O relatório apresentado pelo senador Magno Malta destaca o aumento da incidência desses acidentes a partir da década de 1970, especialmente na região amazônica, onde o uso de barcos a motor se tornou comum. O senador Jaime Bagattoli, ao ler o relatório, alertou sobre os riscos envolvidos: a rotação dos motores pode enroscar os cabelos das vítimas, levando a graves lesões que podem resultar na perda do couro cabeludo, das orelhas e, em casos extremos, até mesmo de partes do rosto.
As alterações propostas no projeto têm como base a Lei 8.374 de 1991, que regula o Seguro Obrigatório de Danos Pessoais Causados por Embarcações ou por suas Cargas, conhecido como Seguro-DPEM. Este seguro garante que as vítimas de acidentes envolvendo embarcações recebam um valor da seguradora contratada pelo proprietário do veículo. Dependendo da gravidade do acidente, o reembolso para despesas médicas ou a indenização por invalidez é feita conforme a necessidade do acidentado, estabelecendo um valor máximo. Em casos de morte, a quantia a ser paga é fixada em lei.

= Itens apresentados =
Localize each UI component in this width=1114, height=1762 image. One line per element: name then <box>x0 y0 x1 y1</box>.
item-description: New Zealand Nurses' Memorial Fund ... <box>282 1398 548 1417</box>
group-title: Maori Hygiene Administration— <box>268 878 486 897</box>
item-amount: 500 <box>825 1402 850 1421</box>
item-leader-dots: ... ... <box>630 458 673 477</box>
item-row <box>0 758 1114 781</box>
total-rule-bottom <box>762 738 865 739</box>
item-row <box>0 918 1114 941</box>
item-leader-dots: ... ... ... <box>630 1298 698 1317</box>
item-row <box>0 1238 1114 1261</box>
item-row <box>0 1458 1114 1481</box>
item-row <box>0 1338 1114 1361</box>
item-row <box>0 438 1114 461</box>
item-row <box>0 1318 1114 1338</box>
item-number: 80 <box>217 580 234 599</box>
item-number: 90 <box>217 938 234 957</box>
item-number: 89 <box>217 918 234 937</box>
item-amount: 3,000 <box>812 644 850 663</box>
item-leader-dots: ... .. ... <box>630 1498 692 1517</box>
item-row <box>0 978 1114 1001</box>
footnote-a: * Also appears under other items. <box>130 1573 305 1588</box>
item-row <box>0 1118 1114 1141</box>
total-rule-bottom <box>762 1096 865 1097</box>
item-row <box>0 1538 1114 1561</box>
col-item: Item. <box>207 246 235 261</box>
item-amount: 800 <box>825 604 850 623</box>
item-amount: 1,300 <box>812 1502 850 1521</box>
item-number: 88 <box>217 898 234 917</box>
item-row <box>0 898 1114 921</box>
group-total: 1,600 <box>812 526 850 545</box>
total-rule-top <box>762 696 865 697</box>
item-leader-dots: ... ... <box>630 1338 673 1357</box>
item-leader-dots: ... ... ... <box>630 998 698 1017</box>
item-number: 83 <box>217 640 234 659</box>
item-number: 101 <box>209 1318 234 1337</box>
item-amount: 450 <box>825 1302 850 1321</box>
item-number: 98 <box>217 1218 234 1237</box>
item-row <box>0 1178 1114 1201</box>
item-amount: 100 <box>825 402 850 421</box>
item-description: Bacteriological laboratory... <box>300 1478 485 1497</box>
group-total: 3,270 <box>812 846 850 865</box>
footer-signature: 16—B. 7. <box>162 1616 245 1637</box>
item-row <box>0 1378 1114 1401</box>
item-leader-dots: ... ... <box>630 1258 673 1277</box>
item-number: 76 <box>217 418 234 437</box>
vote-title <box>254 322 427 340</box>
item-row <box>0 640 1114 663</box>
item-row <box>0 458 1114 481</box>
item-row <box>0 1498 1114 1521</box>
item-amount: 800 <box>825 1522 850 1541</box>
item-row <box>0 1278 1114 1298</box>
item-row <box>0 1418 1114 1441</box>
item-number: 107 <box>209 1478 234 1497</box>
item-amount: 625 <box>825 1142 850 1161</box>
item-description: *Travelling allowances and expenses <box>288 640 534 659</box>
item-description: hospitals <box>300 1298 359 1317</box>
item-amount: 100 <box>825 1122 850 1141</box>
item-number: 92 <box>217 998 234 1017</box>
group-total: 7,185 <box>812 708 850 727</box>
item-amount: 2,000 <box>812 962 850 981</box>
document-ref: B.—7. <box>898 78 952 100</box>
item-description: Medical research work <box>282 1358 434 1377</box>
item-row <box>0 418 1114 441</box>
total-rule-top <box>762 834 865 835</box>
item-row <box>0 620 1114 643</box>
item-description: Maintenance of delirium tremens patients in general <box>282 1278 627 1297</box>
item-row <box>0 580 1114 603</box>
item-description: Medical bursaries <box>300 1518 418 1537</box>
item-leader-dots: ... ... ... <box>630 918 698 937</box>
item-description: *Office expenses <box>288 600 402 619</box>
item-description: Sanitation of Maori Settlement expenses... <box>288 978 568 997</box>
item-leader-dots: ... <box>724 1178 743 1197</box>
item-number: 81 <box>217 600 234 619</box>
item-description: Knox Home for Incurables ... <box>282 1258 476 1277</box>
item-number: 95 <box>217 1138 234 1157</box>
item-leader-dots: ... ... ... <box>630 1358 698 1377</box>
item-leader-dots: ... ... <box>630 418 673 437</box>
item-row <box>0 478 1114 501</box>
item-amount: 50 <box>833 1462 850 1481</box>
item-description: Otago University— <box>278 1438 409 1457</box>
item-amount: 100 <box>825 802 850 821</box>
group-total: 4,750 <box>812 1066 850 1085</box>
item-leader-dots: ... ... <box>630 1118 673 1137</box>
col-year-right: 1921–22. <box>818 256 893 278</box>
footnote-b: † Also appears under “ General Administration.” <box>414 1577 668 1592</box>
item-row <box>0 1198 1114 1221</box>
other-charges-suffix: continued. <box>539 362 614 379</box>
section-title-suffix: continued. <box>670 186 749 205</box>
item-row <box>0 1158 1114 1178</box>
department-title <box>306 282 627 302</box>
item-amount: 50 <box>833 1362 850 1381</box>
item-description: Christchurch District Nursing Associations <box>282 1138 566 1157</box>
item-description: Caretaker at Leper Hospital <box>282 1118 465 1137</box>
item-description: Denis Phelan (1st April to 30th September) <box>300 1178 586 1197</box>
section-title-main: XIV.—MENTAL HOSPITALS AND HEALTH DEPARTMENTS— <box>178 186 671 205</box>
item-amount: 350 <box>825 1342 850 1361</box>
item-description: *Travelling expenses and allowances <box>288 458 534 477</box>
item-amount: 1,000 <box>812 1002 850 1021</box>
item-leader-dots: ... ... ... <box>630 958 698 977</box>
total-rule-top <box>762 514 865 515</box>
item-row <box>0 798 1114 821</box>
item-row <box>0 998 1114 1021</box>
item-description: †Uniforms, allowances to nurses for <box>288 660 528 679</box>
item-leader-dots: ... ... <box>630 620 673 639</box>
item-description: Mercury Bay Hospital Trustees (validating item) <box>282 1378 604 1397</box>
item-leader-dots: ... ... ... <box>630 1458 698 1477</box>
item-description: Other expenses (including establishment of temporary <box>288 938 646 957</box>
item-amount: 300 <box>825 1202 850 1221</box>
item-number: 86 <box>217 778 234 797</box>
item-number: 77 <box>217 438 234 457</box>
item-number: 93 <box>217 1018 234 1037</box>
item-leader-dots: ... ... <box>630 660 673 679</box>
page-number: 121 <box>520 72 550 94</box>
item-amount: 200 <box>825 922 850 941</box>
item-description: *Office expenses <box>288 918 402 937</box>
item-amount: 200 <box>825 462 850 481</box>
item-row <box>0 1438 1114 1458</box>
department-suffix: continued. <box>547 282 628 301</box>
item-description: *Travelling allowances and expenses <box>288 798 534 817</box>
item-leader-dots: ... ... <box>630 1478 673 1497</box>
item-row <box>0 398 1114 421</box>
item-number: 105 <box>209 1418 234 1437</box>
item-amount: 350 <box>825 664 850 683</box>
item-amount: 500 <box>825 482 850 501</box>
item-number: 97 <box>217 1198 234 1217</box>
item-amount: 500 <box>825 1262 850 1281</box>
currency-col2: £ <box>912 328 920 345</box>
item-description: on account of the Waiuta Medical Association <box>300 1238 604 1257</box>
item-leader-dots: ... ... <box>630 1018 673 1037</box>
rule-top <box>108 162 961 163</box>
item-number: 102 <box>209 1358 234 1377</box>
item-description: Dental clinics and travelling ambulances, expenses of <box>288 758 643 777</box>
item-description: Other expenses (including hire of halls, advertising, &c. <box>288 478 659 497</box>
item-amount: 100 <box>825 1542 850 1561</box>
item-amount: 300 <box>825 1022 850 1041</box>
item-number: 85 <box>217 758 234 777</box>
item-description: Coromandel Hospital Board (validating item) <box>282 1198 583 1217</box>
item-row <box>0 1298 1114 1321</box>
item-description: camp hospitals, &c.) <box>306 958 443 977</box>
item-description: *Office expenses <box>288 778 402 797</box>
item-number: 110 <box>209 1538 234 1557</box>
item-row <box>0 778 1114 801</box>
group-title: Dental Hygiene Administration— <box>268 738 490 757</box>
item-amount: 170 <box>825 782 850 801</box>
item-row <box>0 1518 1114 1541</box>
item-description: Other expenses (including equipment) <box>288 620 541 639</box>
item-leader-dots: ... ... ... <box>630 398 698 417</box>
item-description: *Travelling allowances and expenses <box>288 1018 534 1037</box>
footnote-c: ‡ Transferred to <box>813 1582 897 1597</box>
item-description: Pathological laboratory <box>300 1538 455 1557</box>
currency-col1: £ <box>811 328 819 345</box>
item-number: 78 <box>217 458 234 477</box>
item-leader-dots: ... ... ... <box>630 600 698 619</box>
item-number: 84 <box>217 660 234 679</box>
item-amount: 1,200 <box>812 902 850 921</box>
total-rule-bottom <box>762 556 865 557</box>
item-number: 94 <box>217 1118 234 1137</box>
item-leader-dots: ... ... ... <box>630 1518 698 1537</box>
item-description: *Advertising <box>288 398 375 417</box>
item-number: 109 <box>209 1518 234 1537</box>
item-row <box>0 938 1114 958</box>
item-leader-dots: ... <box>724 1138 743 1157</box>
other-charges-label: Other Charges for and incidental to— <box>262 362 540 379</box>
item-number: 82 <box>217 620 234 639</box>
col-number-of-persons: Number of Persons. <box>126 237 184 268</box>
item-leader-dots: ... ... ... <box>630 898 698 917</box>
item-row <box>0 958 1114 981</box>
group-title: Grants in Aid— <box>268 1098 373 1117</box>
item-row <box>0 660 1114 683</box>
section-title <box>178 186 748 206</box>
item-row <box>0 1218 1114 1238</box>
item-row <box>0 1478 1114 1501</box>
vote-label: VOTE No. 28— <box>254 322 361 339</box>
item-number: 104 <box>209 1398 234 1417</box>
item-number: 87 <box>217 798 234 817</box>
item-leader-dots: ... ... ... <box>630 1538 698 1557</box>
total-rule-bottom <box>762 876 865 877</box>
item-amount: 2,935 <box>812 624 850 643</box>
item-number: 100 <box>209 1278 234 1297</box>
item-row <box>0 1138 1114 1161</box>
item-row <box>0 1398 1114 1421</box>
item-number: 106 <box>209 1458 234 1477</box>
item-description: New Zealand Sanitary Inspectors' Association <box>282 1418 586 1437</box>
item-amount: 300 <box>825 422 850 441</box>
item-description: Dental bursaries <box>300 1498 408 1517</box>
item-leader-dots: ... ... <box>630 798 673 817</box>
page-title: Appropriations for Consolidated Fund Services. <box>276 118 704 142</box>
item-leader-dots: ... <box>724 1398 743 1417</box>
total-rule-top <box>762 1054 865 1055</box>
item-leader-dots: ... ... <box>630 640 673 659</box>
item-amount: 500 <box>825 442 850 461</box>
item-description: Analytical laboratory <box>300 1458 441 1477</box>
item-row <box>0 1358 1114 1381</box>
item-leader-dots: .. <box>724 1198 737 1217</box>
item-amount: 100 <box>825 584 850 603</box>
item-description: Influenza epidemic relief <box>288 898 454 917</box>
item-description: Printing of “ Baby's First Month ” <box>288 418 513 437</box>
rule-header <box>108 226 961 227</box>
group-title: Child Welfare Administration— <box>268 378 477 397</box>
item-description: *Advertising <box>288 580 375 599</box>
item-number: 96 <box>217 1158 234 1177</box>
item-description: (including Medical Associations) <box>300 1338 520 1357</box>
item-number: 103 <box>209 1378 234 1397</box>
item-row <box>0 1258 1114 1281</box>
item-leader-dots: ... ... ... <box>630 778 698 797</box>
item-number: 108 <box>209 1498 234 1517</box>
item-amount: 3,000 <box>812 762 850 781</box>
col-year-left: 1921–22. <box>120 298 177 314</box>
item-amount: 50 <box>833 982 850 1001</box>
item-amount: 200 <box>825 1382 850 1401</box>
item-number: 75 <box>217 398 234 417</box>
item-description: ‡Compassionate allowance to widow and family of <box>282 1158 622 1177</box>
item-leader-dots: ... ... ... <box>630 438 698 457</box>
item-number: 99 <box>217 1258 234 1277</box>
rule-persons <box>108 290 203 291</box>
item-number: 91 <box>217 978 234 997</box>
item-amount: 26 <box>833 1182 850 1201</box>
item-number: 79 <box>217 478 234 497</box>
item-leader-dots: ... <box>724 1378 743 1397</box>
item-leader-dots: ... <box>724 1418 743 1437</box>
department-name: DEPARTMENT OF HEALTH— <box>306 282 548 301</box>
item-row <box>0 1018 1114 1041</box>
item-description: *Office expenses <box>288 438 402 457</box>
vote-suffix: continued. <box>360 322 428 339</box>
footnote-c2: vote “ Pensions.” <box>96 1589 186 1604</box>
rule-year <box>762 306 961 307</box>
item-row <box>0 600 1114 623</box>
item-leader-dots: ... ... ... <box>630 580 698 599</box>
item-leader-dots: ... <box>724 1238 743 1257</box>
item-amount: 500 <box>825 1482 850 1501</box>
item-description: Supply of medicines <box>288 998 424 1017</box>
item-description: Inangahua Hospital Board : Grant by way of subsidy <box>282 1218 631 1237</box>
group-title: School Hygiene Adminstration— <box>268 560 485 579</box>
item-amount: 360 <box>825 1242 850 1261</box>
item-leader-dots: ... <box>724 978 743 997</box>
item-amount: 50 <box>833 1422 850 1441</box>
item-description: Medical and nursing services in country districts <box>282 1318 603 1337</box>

= Instruções =
1. Indique se cada afirmação abaixo está de acordo com o texto sobre acidentes com motores de embarcações e o Seguro-DPEM, respondendo sim ou não e citando literalmente as palavras do texto que justificam a resposta.
(a) O Seguro-DPEM é regulado pela Lei 8.374 de 1991.
(b) O relatório foi lido pelo senador Magno Malta.
(c) Em casos de morte, o valor a ser pago é definido pela seguradora.
2. Prossiga com o texto sobre acidentes com motores de embarcações e o Seguro-DPEM, a partir da última frase apresentada.

= Respostas =
1.
(a) Sim: "a Lei 8.374 de 1991, que regula o Seguro Obrigatório de Danos Pessoais Causados por Embarcações ou por suas Cargas, conhecido como Seguro-DPEM".
(b) Não: "O senador Jaime Bagattoli, ao ler o relatório".
(c) Não: "Em casos de morte, a quantia a ser paga é fixada em lei."

2.
O novo projeto estipula que o Conselho Nacional de Seguros Privados, responsável pela fiscalização do setor, estabelecerá um limite máximo para determinadas indenizações. Entre as determinações estão um reembolso mínimo de R$ 2.700 para despesas médicas gerais, e um valor de não menos que R$ 13.500 para indenizações por morte ou invalidez permanente. Essa medida visa não apenas oferecer um suporte financeiro às vítimas desses acidentes, mas também aumentar a conscientização sobre os riscos associados a atividades náuticas.